▸ PROBLEM TO SOLVE:
Nothing in the records may be left out or altered; reproduce them all exactly.

(Dataset records)
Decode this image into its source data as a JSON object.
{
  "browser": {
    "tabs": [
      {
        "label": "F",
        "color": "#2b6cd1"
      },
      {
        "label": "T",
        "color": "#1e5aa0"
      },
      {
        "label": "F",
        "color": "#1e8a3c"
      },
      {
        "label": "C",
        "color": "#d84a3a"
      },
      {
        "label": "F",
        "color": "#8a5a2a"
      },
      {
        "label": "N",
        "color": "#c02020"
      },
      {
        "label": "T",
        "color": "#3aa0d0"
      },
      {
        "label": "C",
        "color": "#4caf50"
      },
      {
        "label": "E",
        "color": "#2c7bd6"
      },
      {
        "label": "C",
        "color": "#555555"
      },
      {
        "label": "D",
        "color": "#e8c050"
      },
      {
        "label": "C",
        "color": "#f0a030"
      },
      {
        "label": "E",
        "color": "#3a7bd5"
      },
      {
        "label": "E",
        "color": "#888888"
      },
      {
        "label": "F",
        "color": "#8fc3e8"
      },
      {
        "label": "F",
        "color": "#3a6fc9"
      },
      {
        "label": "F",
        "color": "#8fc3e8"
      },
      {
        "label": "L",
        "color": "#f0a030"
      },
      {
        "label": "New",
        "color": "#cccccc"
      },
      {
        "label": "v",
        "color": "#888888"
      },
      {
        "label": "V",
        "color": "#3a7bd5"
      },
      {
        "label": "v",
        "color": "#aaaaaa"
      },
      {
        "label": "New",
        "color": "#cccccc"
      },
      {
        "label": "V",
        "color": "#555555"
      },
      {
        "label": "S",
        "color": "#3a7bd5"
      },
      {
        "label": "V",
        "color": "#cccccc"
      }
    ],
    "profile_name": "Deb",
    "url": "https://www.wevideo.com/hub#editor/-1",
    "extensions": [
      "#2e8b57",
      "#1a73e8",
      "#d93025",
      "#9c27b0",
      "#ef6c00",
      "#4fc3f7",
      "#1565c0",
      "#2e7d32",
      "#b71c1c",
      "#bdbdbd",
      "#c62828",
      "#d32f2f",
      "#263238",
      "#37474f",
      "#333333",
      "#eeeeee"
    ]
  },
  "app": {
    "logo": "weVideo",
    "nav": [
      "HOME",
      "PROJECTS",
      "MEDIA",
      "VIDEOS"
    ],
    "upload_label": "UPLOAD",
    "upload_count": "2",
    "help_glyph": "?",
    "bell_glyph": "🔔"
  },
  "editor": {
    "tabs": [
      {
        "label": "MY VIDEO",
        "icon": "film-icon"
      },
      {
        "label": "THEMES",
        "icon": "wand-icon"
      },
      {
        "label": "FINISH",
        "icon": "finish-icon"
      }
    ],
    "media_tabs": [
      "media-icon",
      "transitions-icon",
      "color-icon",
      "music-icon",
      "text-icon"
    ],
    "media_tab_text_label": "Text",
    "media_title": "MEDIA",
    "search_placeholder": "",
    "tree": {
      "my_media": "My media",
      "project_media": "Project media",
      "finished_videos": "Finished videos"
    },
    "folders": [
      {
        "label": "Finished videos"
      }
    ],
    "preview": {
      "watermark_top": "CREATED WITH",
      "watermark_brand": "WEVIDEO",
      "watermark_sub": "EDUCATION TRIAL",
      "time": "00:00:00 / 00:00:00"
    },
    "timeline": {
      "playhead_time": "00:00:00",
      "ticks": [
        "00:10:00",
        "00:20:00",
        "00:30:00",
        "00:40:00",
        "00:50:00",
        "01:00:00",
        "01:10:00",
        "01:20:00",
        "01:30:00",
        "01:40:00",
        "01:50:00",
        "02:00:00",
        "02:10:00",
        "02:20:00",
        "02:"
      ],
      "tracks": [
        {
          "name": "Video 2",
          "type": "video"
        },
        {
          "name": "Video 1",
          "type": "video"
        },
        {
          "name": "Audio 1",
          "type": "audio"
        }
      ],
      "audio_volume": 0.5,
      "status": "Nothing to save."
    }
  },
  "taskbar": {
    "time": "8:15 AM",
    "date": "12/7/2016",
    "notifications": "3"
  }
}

▸ OUTPUT FOR THIS EXERCISE:
Decode this image into its source data as a JSON object.
{
  "browser": {
    "tabs": [
      {
        "label": "F",
        "color": "#2b6cd1"
      },
      {
        "label": "T",
        "color": "#1e5aa0"
      },
      {
        "label": "F",
        "color": "#1e8a3c"
      },
      {
        "label": "C",
        "color": "#d84a3a"
      },
      {
        "label": "F",
        "color": "#8a5a2a"
      },
      {
        "label": "N",
        "color": "#c02020"
      },
      {
        "label": "T",
        "color": "#3aa0d0"
      },
      {
        "label": "C",
        "color": "#4caf50"
      },
      {
        "label": "E",
        "color": "#2c7bd6"
      },
      {
        "label": "C",
        "color": "#555555"
      },
      {
        "label": "D",
        "color": "#e8c050"
      },
      {
        "label": "C",
        "color": "#f0a030"
      },
      {
        "label": "E",
        "color": "#3a7bd5"
      },
      {
        "label": "E",
        "color": "#888888"
      },
      {
        "label": "F",
        "color": "#8fc3e8"
      },
      {
        "label": "F",
        "color": "#3a6fc9"
      },
      {
        "label": "F",
        "color": "#8fc3e8"
      },
      {
        "label": "L",
        "color": "#f0a030"
      },
      {
        "label": "New",
        "color": "#cccccc"
      },
      {
        "label": "v",
        "color": "#888888"
      },
      {
        "label": "V",
        "color": "#3a7bd5"
      },
      {
        "label": "v",
        "color": "#aaaaaa"
      },
      {
        "label": "New",
        "color": "#cccccc"
      },
      {
        "label": "V",
        "color": "#555555"
      },
      {
        "label": "S",
        "color": "#3a7bd5"
      },
      {
        "label": "V",
        "color": "#cccccc"
      }
    ],
    "profile_name": "Deb",
    "url": "https://www.wevideo.com/hub#editor/-1",
    "extensions": [
      "#2e8b57",
      "#1a73e8",
      "#d93025",
      "#9c27b0",
      "#ef6c00",
      "#4fc3f7",
      "#1565c0",
      "#2e7d32",
      "#b71c1c",
      "#bdbdbd",
      "#c62828",
      "#d32f2f",
      "#263238",
      "#37474f",
      "#333333",
      "#eeeeee"
    ]
  },
  "app": {
    "logo": "weVideo",
    "nav": [
      "HOME",
      "PROJECTS",
      "MEDIA",
      "VIDEOS"
    ],
    "upload_label": "UPLOAD",
    "upload_count": "2",
    "help_glyph": "?",
    "bell_glyph": "🔔"
  },
  "editor": {
    "tabs": [
      {
        "label": "MY VIDEO",
        "icon": "film-icon"
      },
      {
        "label": "THEMES",
        "icon": "wand-icon"
      },
      {
        "label": "FINISH",
        "icon": "finish-icon"
      }
    ],
    "media_tabs": [
      "media-icon",
      "transitions-icon",
      "color-icon",
      "music-icon",
      "text-icon"
    ],
    "media_tab_text_label": "Text",
    "media_title": "MEDIA",
    "search_placeholder": "",
    "tree": {
      "my_media": "My media",
      "project_media": "Project media",
      "finished_videos": "Finished videos"
    },
    "folders": [
      {
        "label": "Finished videos"
      }
    ],
    "preview": {
      "watermark_top": "CREATED WITH",
      "watermark_brand": "WEVIDEO",
      "watermark_sub": "EDUCATION TRIAL",
      "time": "00:00:00 / 00:00:00"
    },
    "timeline": {
      "playhead_time": "00:00:00",
      "ticks": [
        "00:10:00",
        "00:20:00",
        "00:30:00",
        "00:40:00",
        "00:50:00",
        "01:00:00",
        "01:10:00",
        "01:20:00",
        "01:30:00",
        "01:40:00",
        "01:50:00",
        "02:00:00",
        "02:10:00",
        "02:20:00",
        "02:"
      ],
      "tracks": [
        {
          "name": "Video 2",
          "type": "video"
        },
        {
          "name": "Video 1",
          "type": "video"
        },
        {
          "name": "Audio 1",
          "type": "audio"
        }
      ],
      "audio_volume": 0.5,
      "status": "Nothing to save."
    }
  },
  "taskbar": {
    "time": "8:15 AM",
    "date": "12/7/2016",
    "notifications": "3"
  }
}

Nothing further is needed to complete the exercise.